* Material:
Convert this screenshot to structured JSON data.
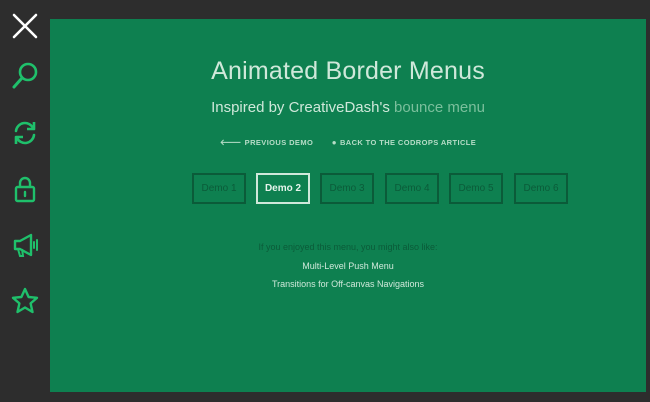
{
  "colors": {
    "background": "#2d2d2d",
    "main_green": "#0e8050",
    "icon_green": "#1fc06b",
    "dark_green": "#0b5b39",
    "light_text": "#cfe8da"
  },
  "sidebar": {
    "icons": [
      "close-icon",
      "search-icon",
      "refresh-icon",
      "lock-icon",
      "megaphone-icon",
      "star-icon"
    ]
  },
  "header": {
    "title": "Animated Border Menus",
    "subtitle_prefix": "Inspired by CreativeDash's",
    "subtitle_accent": "bounce menu"
  },
  "links": {
    "previous_glyph": "🡐",
    "previous": "PREVIOUS DEMO",
    "back_glyph": "●",
    "back": "BACK TO THE CODROPS ARTICLE"
  },
  "demos": [
    {
      "label": "Demo 1",
      "active": false
    },
    {
      "label": "Demo 2",
      "active": true
    },
    {
      "label": "Demo 3",
      "active": false
    },
    {
      "label": "Demo 4",
      "active": false
    },
    {
      "label": "Demo 5",
      "active": false
    },
    {
      "label": "Demo 6",
      "active": false
    }
  ],
  "related": {
    "intro": "If you enjoyed this menu, you might also like:",
    "items": [
      "Multi-Level Push Menu",
      "Transitions for Off-canvas Navigations"
    ]
  }
}
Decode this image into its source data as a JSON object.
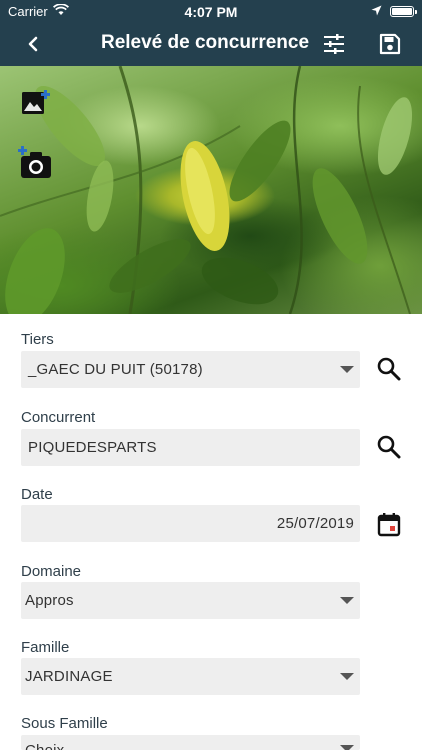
{
  "status": {
    "carrier": "Carrier",
    "time": "4:07 PM"
  },
  "nav": {
    "title": "Relevé de concurrence"
  },
  "fields": {
    "tiers": {
      "label": "Tiers",
      "value": "_GAEC DU PUIT (50178)"
    },
    "concurrent": {
      "label": "Concurrent",
      "value": "PIQUEDESPARTS"
    },
    "date": {
      "label": "Date",
      "value": "25/07/2019"
    },
    "domaine": {
      "label": "Domaine",
      "value": "Appros"
    },
    "famille": {
      "label": "Famille",
      "value": "JARDINAGE"
    },
    "sous_famille": {
      "label": "Sous Famille",
      "value": "Choix..."
    }
  },
  "colors": {
    "header": "#24404e",
    "field_bg": "#eeeeee",
    "accent_red": "#e0443c"
  },
  "icons": [
    "back-chevron-icon",
    "filter-settings-icon",
    "save-icon",
    "add-image-icon",
    "add-photo-camera-icon",
    "search-icon",
    "calendar-icon",
    "dropdown-caret-icon"
  ]
}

* Written problem: Transcribe every record above exactly as written, leaving out any pictures.

* The completed task:
Convert this screenshot to structured JSON data.
{
  "colors": {
    "background": "#2d2d2d",
    "main_green": "#0e8050",
    "icon_green": "#1fc06b",
    "dark_green": "#0b5b39",
    "light_text": "#cfe8da"
  },
  "sidebar": {
    "icons": [
      "close-icon",
      "search-icon",
      "refresh-icon",
      "lock-icon",
      "megaphone-icon",
      "star-icon"
    ]
  },
  "header": {
    "title": "Animated Border Menus",
    "subtitle_prefix": "Inspired by CreativeDash's",
    "subtitle_accent": "bounce menu"
  },
  "links": {
    "previous_glyph": "🡐",
    "previous": "PREVIOUS DEMO",
    "back_glyph": "●",
    "back": "BACK TO THE CODROPS ARTICLE"
  },
  "demos": [
    {
      "label": "Demo 1",
      "active": false
    },
    {
      "label": "Demo 2",
      "active": true
    },
    {
      "label": "Demo 3",
      "active": false
    },
    {
      "label": "Demo 4",
      "active": false
    },
    {
      "label": "Demo 5",
      "active": false
    },
    {
      "label": "Demo 6",
      "active": false
    }
  ],
  "related": {
    "intro": "If you enjoyed this menu, you might also like:",
    "items": [
      "Multi-Level Push Menu",
      "Transitions for Off-canvas Navigations"
    ]
  }
}
Decode this image into its source data as a JSON object.
{
  "status": {
    "carrier": "Carrier",
    "time": "4:07 PM"
  },
  "nav": {
    "title": "Relevé de concurrence"
  },
  "fields": {
    "tiers": {
      "label": "Tiers",
      "value": "_GAEC DU PUIT (50178)"
    },
    "concurrent": {
      "label": "Concurrent",
      "value": "PIQUEDESPARTS"
    },
    "date": {
      "label": "Date",
      "value": "25/07/2019"
    },
    "domaine": {
      "label": "Domaine",
      "value": "Appros"
    },
    "famille": {
      "label": "Famille",
      "value": "JARDINAGE"
    },
    "sous_famille": {
      "label": "Sous Famille",
      "value": "Choix..."
    }
  },
  "colors": {
    "header": "#24404e",
    "field_bg": "#eeeeee",
    "accent_red": "#e0443c"
  },
  "icons": [
    "back-chevron-icon",
    "filter-settings-icon",
    "save-icon",
    "add-image-icon",
    "add-photo-camera-icon",
    "search-icon",
    "calendar-icon",
    "dropdown-caret-icon"
  ]
}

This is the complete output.